What the task requires: Produce an exact transcription of the listing below, omitting the pictures.

Data listing:
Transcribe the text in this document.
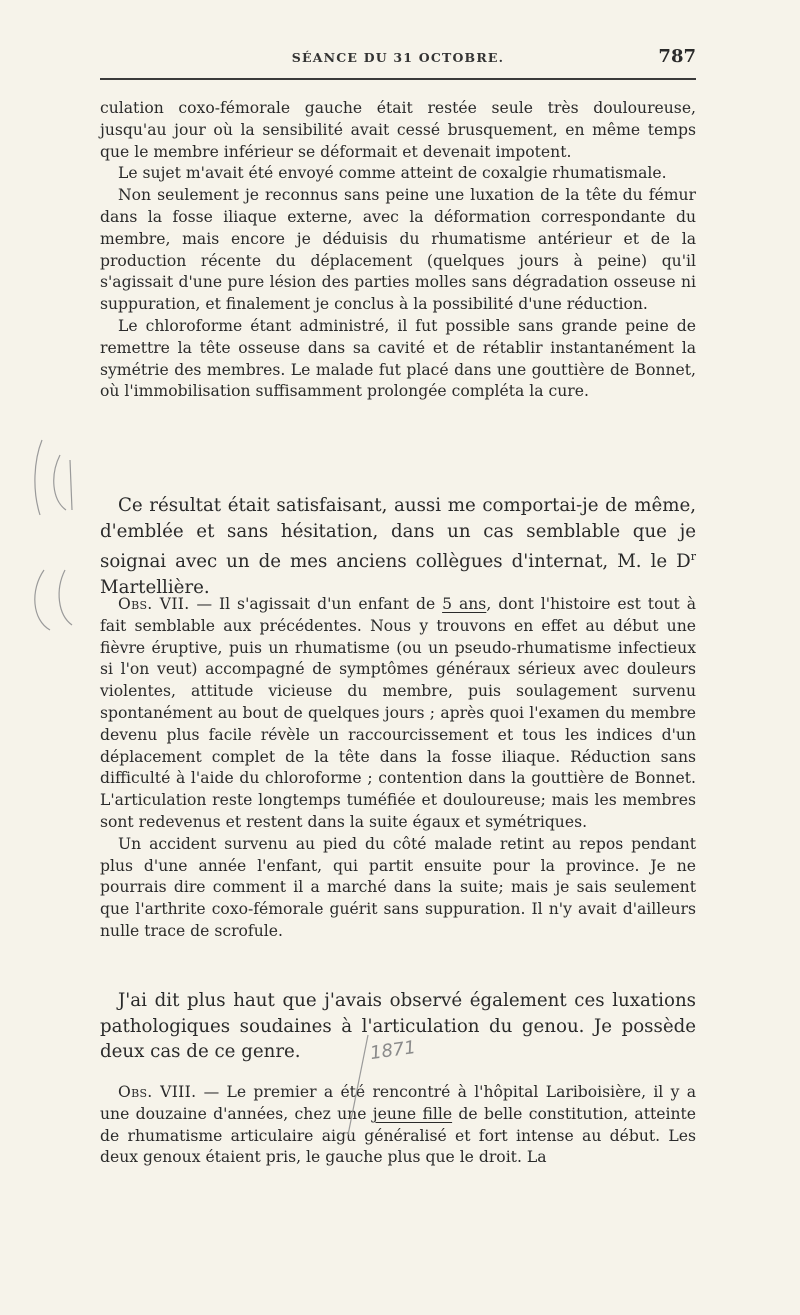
SÉANCE DU 31 OCTOBRE.	787

culation coxo-fémorale gauche était restée seule très douloureuse, jusqu'au jour où la sensibilité avait cessé brusquement, en même temps que le membre inférieur se déformait et devenait impotent.

Le sujet m'avait été envoyé comme atteint de coxalgie rhumatismale.

Non seulement je reconnus sans peine une luxation de la tête du fémur dans la fosse iliaque externe, avec la déformation correspondante du membre, mais encore je déduisis du rhumatisme antérieur et de la production récente du déplacement (quelques jours à peine) qu'il s'agissait d'une pure lésion des parties molles sans dégradation osseuse ni suppuration, et finalement je conclus à la possibilité d'une réduction.

Le chloroforme étant administré, il fut possible sans grande peine de remettre la tête osseuse dans sa cavité et de rétablir instantanément la symétrie des membres. Le malade fut placé dans une gouttière de Bonnet, où l'immobilisation suffisamment prolongée compléta la cure.

Ce résultat était satisfaisant, aussi me comportai-je de même, d'emblée et sans hésitation, dans un cas semblable que je soignai avec un de mes anciens collègues d'internat, M. le $D^r$ Martellière.

Obs. VII. — Il s'agissait d'un enfant de 5 ans, dont l'histoire est tout à fait semblable aux précédentes. Nous y trouvons en effet au début une fièvre éruptive, puis un rhumatisme (ou un pseudo-rhumatisme infectieux si l'on veut) accompagné de symptômes généraux sérieux avec douleurs violentes, attitude vicieuse du membre, puis soulagement survenu spontanément au bout de quelques jours ; après quoi l'examen du membre devenu plus facile révèle un raccourcissement et tous les indices d'un déplacement complet de la tête dans la fosse iliaque. Réduction sans difficulté à l'aide du chloroforme ; contention dans la gouttière de Bonnet. L'articulation reste longtemps tuméfiée et douloureuse; mais les membres sont redevenus et restent dans la suite égaux et symétriques.

Un accident survenu au pied du côté malade retint au repos pendant plus d'une année l'enfant, qui partit ensuite pour la province. Je ne pourrais dire comment il a marché dans la suite; mais je sais seulement que l'arthrite coxo-fémorale guérit sans suppuration. Il n'y avait d'ailleurs nulle trace de scrofule.

J'ai dit plus haut que j'avais observé également ces luxations pathologiques soudaines à l'articulation du genou. Je possède deux cas de ce genre.

Obs. VIII. — Le premier a été rencontré à l'hôpital Lariboisière, il y a une douzaine d'années, chez une jeune fille de belle constitution, atteinte de rhumatisme articulaire aigu généralisé et fort intense au début. Les deux genoux étaient pris, le gauche plus que le droit. La

1871
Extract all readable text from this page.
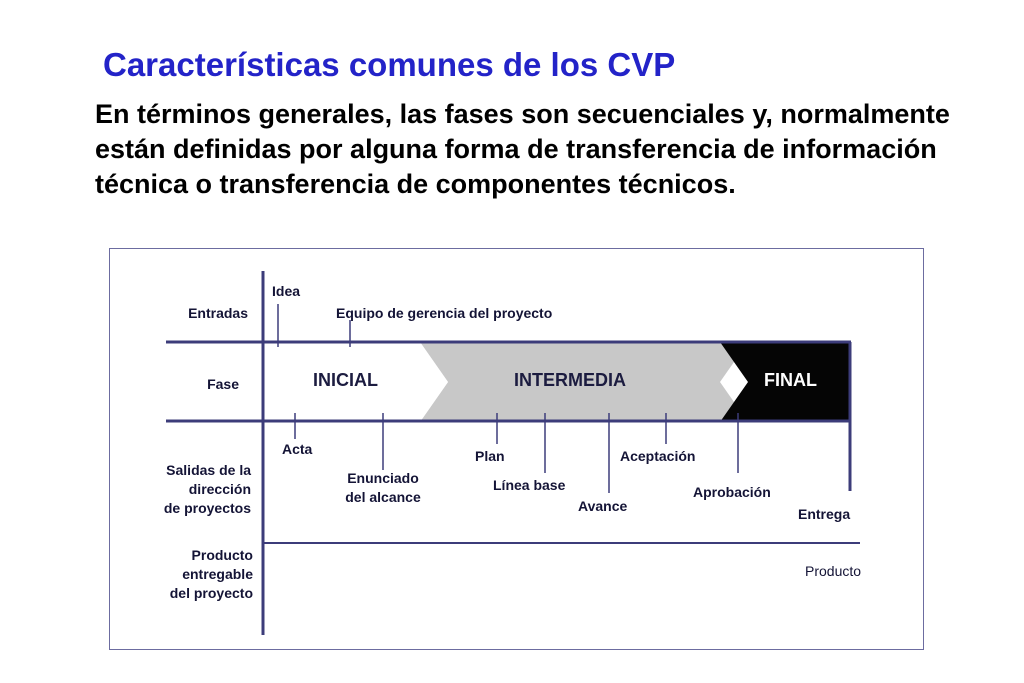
Características comunes de los CVP

En términos generales, las fases son secuenciales y, normalmente están definidas por alguna forma de transferencia de información técnica o transferencia de componentes técnicos.

Entradas
Fase
Salidas de la
dirección
de proyectos
Producto
entregable
del proyecto
Idea
Equipo de gerencia del proyecto
INICIAL	INTERMEDIA	FINAL
Acta
Enunciado
del alcance
Plan
Línea base
Avance
Aceptación
Aprobación
Entrega
Producto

Finished task:
Transcribe the text in this document.
SÉANCE DU 31 OCTOBRE.	787

culation coxo-fémorale gauche était restée seule très douloureuse, jusqu'au jour où la sensibilité avait cessé brusquement, en même temps que le membre inférieur se déformait et devenait impotent.

Le sujet m'avait été envoyé comme atteint de coxalgie rhumatismale.

Non seulement je reconnus sans peine une luxation de la tête du fémur dans la fosse iliaque externe, avec la déformation correspondante du membre, mais encore je déduisis du rhumatisme antérieur et de la production récente du déplacement (quelques jours à peine) qu'il s'agissait d'une pure lésion des parties molles sans dégradation osseuse ni suppuration, et finalement je conclus à la possibilité d'une réduction.

Le chloroforme étant administré, il fut possible sans grande peine de remettre la tête osseuse dans sa cavité et de rétablir instantanément la symétrie des membres. Le malade fut placé dans une gouttière de Bonnet, où l'immobilisation suffisamment prolongée compléta la cure.

Ce résultat était satisfaisant, aussi me comportai-je de même, d'emblée et sans hésitation, dans un cas semblable que je soignai avec un de mes anciens collègues d'internat, M. le $D^r$ Martellière.

Obs. VII. — Il s'agissait d'un enfant de 5 ans, dont l'histoire est tout à fait semblable aux précédentes. Nous y trouvons en effet au début une fièvre éruptive, puis un rhumatisme (ou un pseudo-rhumatisme infectieux si l'on veut) accompagné de symptômes généraux sérieux avec douleurs violentes, attitude vicieuse du membre, puis soulagement survenu spontanément au bout de quelques jours ; après quoi l'examen du membre devenu plus facile révèle un raccourcissement et tous les indices d'un déplacement complet de la tête dans la fosse iliaque. Réduction sans difficulté à l'aide du chloroforme ; contention dans la gouttière de Bonnet. L'articulation reste longtemps tuméfiée et douloureuse; mais les membres sont redevenus et restent dans la suite égaux et symétriques.

Un accident survenu au pied du côté malade retint au repos pendant plus d'une année l'enfant, qui partit ensuite pour la province. Je ne pourrais dire comment il a marché dans la suite; mais je sais seulement que l'arthrite coxo-fémorale guérit sans suppuration. Il n'y avait d'ailleurs nulle trace de scrofule.

J'ai dit plus haut que j'avais observé également ces luxations pathologiques soudaines à l'articulation du genou. Je possède deux cas de ce genre.

Obs. VIII. — Le premier a été rencontré à l'hôpital Lariboisière, il y a une douzaine d'années, chez une jeune fille de belle constitution, atteinte de rhumatisme articulaire aigu généralisé et fort intense au début. Les deux genoux étaient pris, le gauche plus que le droit. La

1871
Extract all readable text from this page.
Características comunes de los CVP

En términos generales, las fases son secuenciales y, normalmente están definidas por alguna forma de transferencia de información técnica o transferencia de componentes técnicos.

Entradas
Fase
Salidas de la
dirección
de proyectos
Producto
entregable
del proyecto
Idea
Equipo de gerencia del proyecto
INICIAL	INTERMEDIA	FINAL
Acta
Enunciado
del alcance
Plan
Línea base
Avance
Aceptación
Aprobación
Entrega
Producto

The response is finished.